▶ Text shown:
• • • • •

I have written a scientific code and, as usual, this boils to calculating the coefficients in an algebraic Eigenvalue equation: Calculating these coefficients requires integrating over multi-dimensional arrays and this quickly inflates memory usage drastically. Once the matrix coefficients are calculated, the original, pre-integation multi-dimensional arrays can be deallocated and intelligent solvers take over, so memory usage ceases to be the big issue. As you can see there is a bottleneck and on my 64 bit, 4 core, 8 threads, 8GB ram laptop the program crashes due to insufficient memory.
I am therefore implementing a system that keeps memory usage in check by limiting the size of the tasks that the MPI processes can take on when calculating some of the Eigenvalue matrix elements. When finished they will then look for remaining jobs to be done so the matrix still gets filled but in a more sequential and less parallel way.

• • • • •

▶ Job 1: Reproduce the forum post between "I have written" and "to insufficient memory.", inclusive.
▶ Job 2: Decide whether each statement agrees with the forum post, answering yes or no and quoting the words of the post that settle it: (a) The laptop has 16GB of RAM. (b) The pre-integration multi-dimensional arrays can be deallocated once the matrix coefficients are calculated. (c) With the new system, the matrix gets filled in a more parallel way.
▶ Job 3: Extend the forum post about limiting memory usage in the MPI code, picking up right after its last sentence.

Data entries
• • • • •

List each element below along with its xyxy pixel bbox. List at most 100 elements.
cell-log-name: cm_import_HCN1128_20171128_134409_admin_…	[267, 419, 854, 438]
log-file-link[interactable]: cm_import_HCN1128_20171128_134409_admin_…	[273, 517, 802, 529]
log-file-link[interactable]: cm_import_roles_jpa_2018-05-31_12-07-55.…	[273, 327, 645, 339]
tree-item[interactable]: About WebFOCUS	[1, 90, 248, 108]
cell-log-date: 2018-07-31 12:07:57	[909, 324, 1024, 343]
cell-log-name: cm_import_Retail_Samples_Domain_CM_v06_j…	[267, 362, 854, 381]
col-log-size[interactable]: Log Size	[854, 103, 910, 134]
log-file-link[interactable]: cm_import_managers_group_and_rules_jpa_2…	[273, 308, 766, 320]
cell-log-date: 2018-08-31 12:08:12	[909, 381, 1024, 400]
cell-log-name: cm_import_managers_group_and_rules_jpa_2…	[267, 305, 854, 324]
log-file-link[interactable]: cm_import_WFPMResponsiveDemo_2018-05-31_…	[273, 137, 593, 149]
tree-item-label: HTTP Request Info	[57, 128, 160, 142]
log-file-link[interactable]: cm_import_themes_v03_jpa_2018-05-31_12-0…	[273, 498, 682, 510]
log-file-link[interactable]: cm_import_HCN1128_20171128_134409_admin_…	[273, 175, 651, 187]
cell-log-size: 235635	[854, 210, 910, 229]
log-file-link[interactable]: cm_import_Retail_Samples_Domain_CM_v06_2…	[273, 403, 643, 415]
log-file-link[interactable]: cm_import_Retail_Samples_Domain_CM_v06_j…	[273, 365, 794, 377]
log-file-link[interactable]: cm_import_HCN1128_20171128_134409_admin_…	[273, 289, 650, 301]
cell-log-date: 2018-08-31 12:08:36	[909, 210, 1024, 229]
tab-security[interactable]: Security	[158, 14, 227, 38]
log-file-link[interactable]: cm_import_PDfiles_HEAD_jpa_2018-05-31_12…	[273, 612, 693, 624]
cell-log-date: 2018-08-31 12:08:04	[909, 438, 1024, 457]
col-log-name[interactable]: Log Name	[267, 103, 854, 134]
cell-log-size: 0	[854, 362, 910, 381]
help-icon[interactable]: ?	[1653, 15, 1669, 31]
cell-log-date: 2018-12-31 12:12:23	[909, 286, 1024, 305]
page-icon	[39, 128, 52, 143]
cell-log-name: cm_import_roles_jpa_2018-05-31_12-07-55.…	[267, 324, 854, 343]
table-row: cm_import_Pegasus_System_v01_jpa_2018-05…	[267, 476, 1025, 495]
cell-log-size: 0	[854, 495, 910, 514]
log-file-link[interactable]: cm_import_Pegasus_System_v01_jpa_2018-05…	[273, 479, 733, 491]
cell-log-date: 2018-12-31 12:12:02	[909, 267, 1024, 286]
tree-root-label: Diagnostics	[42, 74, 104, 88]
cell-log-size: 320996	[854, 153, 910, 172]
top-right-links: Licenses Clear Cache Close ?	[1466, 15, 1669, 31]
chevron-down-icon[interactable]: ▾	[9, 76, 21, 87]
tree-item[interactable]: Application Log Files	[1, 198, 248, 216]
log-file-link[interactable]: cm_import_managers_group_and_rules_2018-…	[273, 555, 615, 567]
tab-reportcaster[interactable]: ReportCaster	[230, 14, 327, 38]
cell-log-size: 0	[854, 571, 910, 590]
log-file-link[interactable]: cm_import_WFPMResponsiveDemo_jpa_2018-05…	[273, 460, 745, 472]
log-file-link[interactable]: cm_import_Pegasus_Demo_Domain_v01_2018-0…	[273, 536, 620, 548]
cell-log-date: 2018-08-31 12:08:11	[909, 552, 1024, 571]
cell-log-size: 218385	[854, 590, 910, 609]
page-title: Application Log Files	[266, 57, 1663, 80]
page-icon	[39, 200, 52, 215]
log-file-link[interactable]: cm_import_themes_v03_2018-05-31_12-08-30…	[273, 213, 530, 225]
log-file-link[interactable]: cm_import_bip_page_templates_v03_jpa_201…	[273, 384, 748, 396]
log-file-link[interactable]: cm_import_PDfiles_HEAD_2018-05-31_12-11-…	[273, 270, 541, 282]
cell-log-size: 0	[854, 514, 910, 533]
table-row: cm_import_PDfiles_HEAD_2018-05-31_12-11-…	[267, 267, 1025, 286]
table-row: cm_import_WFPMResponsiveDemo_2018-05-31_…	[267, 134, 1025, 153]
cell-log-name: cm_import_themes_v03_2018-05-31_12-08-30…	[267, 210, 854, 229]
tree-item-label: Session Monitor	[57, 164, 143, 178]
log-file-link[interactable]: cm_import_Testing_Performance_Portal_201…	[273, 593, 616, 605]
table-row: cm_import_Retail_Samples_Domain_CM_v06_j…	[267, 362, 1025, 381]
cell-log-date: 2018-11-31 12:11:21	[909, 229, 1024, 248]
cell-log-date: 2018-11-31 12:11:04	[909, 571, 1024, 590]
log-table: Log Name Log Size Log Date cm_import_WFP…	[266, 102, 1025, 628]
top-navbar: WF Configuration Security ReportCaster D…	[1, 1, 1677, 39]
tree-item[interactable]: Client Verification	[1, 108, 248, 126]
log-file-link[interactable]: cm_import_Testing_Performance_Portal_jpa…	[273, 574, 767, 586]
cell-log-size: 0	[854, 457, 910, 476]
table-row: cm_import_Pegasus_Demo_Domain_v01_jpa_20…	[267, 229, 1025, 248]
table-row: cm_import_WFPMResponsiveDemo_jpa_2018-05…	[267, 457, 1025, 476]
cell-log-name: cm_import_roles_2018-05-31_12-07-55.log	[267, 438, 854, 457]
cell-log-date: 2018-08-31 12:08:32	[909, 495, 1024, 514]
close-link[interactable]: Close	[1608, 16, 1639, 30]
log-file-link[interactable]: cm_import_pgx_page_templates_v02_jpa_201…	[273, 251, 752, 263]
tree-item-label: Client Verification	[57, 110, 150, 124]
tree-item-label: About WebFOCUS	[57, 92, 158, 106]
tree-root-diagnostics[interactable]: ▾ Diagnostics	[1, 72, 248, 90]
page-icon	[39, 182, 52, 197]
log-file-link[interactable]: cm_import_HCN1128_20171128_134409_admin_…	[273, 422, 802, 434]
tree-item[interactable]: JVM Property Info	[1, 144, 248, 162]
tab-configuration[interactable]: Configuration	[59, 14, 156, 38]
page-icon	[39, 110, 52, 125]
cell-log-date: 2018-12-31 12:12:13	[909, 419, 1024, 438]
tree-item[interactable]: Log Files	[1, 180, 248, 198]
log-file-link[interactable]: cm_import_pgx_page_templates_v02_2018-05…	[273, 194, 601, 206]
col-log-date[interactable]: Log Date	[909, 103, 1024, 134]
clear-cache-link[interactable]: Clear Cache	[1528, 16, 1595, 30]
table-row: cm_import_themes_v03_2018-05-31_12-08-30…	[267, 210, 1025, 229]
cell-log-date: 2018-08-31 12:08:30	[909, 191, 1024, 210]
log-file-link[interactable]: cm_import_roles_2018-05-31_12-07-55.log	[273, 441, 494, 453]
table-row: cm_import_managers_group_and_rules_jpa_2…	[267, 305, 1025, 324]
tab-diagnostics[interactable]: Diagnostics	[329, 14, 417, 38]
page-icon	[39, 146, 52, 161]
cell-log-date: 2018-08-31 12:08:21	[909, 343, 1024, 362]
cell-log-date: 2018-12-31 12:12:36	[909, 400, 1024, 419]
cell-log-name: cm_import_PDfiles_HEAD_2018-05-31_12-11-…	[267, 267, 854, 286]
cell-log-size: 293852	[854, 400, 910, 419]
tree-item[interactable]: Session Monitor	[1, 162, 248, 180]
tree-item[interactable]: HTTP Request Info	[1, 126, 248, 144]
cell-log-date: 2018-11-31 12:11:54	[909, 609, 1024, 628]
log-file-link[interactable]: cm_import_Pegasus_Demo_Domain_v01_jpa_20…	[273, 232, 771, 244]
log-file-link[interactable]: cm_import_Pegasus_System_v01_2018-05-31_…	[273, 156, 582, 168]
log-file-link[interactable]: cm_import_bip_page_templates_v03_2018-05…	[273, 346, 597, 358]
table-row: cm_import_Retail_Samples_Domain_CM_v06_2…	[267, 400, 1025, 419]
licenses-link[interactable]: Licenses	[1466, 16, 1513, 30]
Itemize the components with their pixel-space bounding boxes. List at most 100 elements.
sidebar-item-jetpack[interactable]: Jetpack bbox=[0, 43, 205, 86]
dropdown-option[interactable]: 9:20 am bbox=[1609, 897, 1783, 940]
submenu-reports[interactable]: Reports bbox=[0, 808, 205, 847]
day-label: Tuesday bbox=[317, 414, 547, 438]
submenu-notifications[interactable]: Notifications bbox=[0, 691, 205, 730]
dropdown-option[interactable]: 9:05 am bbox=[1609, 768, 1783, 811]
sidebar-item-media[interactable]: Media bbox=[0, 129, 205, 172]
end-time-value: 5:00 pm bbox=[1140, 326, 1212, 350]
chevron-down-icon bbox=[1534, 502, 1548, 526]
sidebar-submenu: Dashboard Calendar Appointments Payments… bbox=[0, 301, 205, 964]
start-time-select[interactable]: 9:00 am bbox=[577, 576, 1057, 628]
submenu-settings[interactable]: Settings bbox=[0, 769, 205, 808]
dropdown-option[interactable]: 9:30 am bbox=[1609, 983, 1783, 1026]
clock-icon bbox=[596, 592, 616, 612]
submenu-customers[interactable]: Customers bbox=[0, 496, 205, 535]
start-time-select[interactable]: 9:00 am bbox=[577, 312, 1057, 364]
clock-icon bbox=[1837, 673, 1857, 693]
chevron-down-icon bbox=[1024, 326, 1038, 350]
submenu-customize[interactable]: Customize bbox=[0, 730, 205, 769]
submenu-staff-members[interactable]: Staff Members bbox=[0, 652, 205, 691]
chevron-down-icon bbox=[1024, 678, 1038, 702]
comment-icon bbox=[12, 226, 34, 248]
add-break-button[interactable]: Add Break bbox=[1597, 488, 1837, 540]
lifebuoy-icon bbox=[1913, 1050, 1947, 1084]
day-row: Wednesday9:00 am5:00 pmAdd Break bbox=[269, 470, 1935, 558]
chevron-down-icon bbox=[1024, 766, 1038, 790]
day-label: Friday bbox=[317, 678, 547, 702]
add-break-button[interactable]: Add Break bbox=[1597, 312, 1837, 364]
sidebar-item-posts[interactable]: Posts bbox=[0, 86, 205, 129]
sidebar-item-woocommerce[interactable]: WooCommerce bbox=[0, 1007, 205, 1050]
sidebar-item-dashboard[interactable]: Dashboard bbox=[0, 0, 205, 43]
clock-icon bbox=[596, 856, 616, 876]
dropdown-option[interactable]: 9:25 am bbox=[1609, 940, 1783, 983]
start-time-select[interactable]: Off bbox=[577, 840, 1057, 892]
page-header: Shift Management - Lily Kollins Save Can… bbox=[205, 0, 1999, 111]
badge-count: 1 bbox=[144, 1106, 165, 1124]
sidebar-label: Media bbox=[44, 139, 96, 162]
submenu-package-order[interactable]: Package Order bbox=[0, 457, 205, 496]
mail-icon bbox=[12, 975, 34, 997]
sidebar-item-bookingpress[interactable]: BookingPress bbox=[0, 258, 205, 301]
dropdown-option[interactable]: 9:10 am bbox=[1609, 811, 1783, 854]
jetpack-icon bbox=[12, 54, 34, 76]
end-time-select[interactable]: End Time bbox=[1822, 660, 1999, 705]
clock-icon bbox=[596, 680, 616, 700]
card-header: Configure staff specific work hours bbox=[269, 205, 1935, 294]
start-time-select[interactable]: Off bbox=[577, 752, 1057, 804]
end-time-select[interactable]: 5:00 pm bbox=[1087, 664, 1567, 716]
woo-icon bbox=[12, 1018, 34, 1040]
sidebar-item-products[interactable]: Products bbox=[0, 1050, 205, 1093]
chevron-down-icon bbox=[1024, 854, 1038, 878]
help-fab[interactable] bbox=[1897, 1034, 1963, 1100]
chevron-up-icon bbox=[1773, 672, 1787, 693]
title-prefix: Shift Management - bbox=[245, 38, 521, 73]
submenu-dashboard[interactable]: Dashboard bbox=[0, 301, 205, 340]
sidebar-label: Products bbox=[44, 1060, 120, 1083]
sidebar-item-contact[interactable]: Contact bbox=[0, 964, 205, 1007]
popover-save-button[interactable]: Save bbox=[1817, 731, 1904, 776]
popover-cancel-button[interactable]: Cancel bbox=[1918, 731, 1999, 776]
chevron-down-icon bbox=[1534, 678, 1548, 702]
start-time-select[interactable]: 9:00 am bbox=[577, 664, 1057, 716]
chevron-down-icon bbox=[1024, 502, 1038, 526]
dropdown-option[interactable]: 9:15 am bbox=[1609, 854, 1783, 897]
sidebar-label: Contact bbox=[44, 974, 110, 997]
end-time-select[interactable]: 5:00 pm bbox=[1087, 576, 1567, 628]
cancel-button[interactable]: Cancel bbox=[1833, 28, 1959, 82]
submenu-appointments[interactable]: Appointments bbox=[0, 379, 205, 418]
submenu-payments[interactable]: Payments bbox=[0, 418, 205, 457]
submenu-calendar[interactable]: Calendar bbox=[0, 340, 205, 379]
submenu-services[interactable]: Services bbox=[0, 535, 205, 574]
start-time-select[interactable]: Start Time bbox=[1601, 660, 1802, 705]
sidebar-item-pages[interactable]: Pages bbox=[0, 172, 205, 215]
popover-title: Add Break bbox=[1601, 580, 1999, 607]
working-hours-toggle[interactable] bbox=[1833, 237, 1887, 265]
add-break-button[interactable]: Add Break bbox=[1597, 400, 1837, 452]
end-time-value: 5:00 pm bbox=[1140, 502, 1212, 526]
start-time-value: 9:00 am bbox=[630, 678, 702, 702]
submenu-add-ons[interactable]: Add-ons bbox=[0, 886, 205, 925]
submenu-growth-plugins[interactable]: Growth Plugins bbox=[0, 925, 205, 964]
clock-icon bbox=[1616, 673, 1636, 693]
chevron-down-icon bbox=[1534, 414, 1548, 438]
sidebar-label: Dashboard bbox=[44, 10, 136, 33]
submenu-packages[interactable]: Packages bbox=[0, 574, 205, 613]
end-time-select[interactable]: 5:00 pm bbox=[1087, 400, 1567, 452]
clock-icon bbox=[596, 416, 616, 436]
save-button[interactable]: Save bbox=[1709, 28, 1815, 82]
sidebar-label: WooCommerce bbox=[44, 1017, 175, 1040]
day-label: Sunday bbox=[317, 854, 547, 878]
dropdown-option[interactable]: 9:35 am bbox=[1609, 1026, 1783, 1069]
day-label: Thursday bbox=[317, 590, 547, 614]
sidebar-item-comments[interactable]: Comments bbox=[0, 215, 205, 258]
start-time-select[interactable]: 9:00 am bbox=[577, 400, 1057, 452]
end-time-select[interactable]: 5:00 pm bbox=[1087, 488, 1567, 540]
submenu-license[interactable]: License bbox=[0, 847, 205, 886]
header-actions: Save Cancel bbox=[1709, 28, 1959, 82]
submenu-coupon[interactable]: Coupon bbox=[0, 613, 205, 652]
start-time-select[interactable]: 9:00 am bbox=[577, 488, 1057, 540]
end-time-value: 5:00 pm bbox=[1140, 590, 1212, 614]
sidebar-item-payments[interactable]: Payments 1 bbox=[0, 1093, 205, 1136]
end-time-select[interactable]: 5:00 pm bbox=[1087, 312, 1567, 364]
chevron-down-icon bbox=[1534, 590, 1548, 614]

• • • • •

▶ Exercise answer 1:
I have written a scientific code and, as usual, this boils to calculating the coefficients in an algebraic Eigenvalue equation: Calculating these coefficients requires integrating over multi-dimensional arrays and this quickly inflates memory usage drastically. Once the matrix coefficients are calculated, the original, pre-integation multi-dimensional arrays can be deallocated and intelligent solvers take over, so memory usage ceases to be the big issue. As you can see there is a bottleneck and on my 64 bit, 4 core, 8 threads, 8GB ram laptop the program crashes due to insufficient memory.

▶ Exercise answer 2:
(a) No: "8GB ram laptop"
(b) Yes: "Once the matrix coefficients are calculated, the original, pre-integation multi-dimensional arrays can be deallocated"
(c) No: "in a more sequential and less parallel way"

▶ Exercise answer 3:
I was therefore checking how much memory I can allocate and here is where the confusion starts: I allocate doubles with size 8 bytes (checked using sizeof(1)
) and look at the allocation status.
Though I have 8 GB of ram available running a test with only 1 process, I can allocate an array of up to size (40000,40000)
, which corresponds to about 13GB of memory! My first question is thus: How is this possible? Is there so much virtual memory?
Secondly, I realized that I can also do the same thing for multiple processes: Up to 16 processes can, simultaneously allocate these massive arrays!
This cannot be right?
Does somebody understand why this happens? And whether I am doing something wrong?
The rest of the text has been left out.